(Dataset records)
--

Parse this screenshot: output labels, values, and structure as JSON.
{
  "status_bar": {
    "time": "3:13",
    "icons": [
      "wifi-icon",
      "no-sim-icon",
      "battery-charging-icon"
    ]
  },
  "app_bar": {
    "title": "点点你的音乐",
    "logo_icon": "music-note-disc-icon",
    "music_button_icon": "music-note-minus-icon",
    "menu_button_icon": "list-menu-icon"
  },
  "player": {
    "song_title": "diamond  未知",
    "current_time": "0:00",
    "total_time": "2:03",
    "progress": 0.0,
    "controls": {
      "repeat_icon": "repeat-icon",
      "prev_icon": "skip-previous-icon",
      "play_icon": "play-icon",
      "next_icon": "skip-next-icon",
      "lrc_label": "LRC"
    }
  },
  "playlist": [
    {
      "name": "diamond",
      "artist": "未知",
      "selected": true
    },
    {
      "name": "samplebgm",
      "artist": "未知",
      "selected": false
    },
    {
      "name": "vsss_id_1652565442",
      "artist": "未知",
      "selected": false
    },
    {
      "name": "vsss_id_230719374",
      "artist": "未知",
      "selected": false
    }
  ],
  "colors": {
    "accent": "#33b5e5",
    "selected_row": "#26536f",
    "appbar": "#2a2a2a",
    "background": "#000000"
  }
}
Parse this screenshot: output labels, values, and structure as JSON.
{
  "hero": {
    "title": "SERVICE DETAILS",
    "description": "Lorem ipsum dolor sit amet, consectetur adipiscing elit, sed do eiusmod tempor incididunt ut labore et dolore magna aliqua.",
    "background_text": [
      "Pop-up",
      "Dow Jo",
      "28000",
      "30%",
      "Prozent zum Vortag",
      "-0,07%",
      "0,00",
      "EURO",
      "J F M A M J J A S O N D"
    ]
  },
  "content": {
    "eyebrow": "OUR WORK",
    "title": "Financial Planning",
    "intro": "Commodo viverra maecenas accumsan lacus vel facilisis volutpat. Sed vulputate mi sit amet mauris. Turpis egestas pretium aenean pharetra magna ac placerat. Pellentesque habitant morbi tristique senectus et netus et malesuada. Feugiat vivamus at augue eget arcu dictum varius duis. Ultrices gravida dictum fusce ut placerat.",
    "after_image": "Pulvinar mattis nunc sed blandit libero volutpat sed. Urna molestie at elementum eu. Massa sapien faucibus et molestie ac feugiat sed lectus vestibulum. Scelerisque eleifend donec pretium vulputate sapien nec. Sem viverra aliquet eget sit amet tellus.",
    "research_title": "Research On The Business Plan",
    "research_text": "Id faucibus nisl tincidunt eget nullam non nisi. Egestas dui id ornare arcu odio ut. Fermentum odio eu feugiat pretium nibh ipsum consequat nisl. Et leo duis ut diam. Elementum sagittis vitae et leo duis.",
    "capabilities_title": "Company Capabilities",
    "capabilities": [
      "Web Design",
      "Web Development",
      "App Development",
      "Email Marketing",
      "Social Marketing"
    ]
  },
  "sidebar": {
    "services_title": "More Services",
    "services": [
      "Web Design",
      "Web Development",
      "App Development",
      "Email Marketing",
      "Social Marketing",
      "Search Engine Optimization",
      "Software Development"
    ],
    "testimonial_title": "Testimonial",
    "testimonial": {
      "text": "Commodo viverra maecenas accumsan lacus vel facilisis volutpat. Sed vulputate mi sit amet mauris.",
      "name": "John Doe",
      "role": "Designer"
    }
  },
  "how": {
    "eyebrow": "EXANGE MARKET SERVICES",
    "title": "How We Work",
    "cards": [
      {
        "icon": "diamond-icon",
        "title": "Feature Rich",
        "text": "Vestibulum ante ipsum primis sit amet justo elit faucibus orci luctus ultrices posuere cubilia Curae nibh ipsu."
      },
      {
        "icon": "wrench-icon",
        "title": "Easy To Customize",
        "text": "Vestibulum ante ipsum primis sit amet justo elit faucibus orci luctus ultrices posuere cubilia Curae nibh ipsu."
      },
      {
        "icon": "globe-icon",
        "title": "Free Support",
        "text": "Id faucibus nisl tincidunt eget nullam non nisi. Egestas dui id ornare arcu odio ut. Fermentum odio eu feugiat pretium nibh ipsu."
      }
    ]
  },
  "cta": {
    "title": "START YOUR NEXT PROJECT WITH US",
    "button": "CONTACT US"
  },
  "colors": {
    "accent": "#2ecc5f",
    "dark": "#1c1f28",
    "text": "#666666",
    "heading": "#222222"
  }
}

--

• What the task requires: Every record above must be duplicated exactly.

• Correct answer:
Parse this screenshot: output labels, values, and structure as JSON.
{
  "status_bar": {
    "time": "3:13",
    "icons": [
      "wifi-icon",
      "no-sim-icon",
      "battery-charging-icon"
    ]
  },
  "app_bar": {
    "title": "点点你的音乐",
    "logo_icon": "music-note-disc-icon",
    "music_button_icon": "music-note-minus-icon",
    "menu_button_icon": "list-menu-icon"
  },
  "player": {
    "song_title": "diamond  未知",
    "current_time": "0:00",
    "total_time": "2:03",
    "progress": 0.0,
    "controls": {
      "repeat_icon": "repeat-icon",
      "prev_icon": "skip-previous-icon",
      "play_icon": "play-icon",
      "next_icon": "skip-next-icon",
      "lrc_label": "LRC"
    }
  },
  "playlist": [
    {
      "name": "diamond",
      "artist": "未知",
      "selected": true
    },
    {
      "name": "samplebgm",
      "artist": "未知",
      "selected": false
    },
    {
      "name": "vsss_id_1652565442",
      "artist": "未知",
      "selected": false
    },
    {
      "name": "vsss_id_230719374",
      "artist": "未知",
      "selected": false
    }
  ],
  "colors": {
    "accent": "#33b5e5",
    "selected_row": "#26536f",
    "appbar": "#2a2a2a",
    "background": "#000000"
  }
}
Parse this screenshot: output labels, values, and structure as JSON.
{
  "hero": {
    "title": "SERVICE DETAILS",
    "description": "Lorem ipsum dolor sit amet, consectetur adipiscing elit, sed do eiusmod tempor incididunt ut labore et dolore magna aliqua.",
    "background_text": [
      "Pop-up",
      "Dow Jo",
      "28000",
      "30%",
      "Prozent zum Vortag",
      "-0,07%",
      "0,00",
      "EURO",
      "J F M A M J J A S O N D"
    ]
  },
  "content": {
    "eyebrow": "OUR WORK",
    "title": "Financial Planning",
    "intro": "Commodo viverra maecenas accumsan lacus vel facilisis volutpat. Sed vulputate mi sit amet mauris. Turpis egestas pretium aenean pharetra magna ac placerat. Pellentesque habitant morbi tristique senectus et netus et malesuada. Feugiat vivamus at augue eget arcu dictum varius duis. Ultrices gravida dictum fusce ut placerat.",
    "after_image": "Pulvinar mattis nunc sed blandit libero volutpat sed. Urna molestie at elementum eu. Massa sapien faucibus et molestie ac feugiat sed lectus vestibulum. Scelerisque eleifend donec pretium vulputate sapien nec. Sem viverra aliquet eget sit amet tellus.",
    "research_title": "Research On The Business Plan",
    "research_text": "Id faucibus nisl tincidunt eget nullam non nisi. Egestas dui id ornare arcu odio ut. Fermentum odio eu feugiat pretium nibh ipsum consequat nisl. Et leo duis ut diam. Elementum sagittis vitae et leo duis.",
    "capabilities_title": "Company Capabilities",
    "capabilities": [
      "Web Design",
      "Web Development",
      "App Development",
      "Email Marketing",
      "Social Marketing"
    ]
  },
  "sidebar": {
    "services_title": "More Services",
    "services": [
      "Web Design",
      "Web Development",
      "App Development",
      "Email Marketing",
      "Social Marketing",
      "Search Engine Optimization",
      "Software Development"
    ],
    "testimonial_title": "Testimonial",
    "testimonial": {
      "text": "Commodo viverra maecenas accumsan lacus vel facilisis volutpat. Sed vulputate mi sit amet mauris.",
      "name": "John Doe",
      "role": "Designer"
    }
  },
  "how": {
    "eyebrow": "EXANGE MARKET SERVICES",
    "title": "How We Work",
    "cards": [
      {
        "icon": "diamond-icon",
        "title": "Feature Rich",
        "text": "Vestibulum ante ipsum primis sit amet justo elit faucibus orci luctus ultrices posuere cubilia Curae nibh ipsu."
      },
      {
        "icon": "wrench-icon",
        "title": "Easy To Customize",
        "text": "Vestibulum ante ipsum primis sit amet justo elit faucibus orci luctus ultrices posuere cubilia Curae nibh ipsu."
      },
      {
        "icon": "globe-icon",
        "title": "Free Support",
        "text": "Id faucibus nisl tincidunt eget nullam non nisi. Egestas dui id ornare arcu odio ut. Fermentum odio eu feugiat pretium nibh ipsu."
      }
    ]
  },
  "cta": {
    "title": "START YOUR NEXT PROJECT WITH US",
    "button": "CONTACT US"
  },
  "colors": {
    "accent": "#2ecc5f",
    "dark": "#1c1f28",
    "text": "#666666",
    "heading": "#222222"
  }
}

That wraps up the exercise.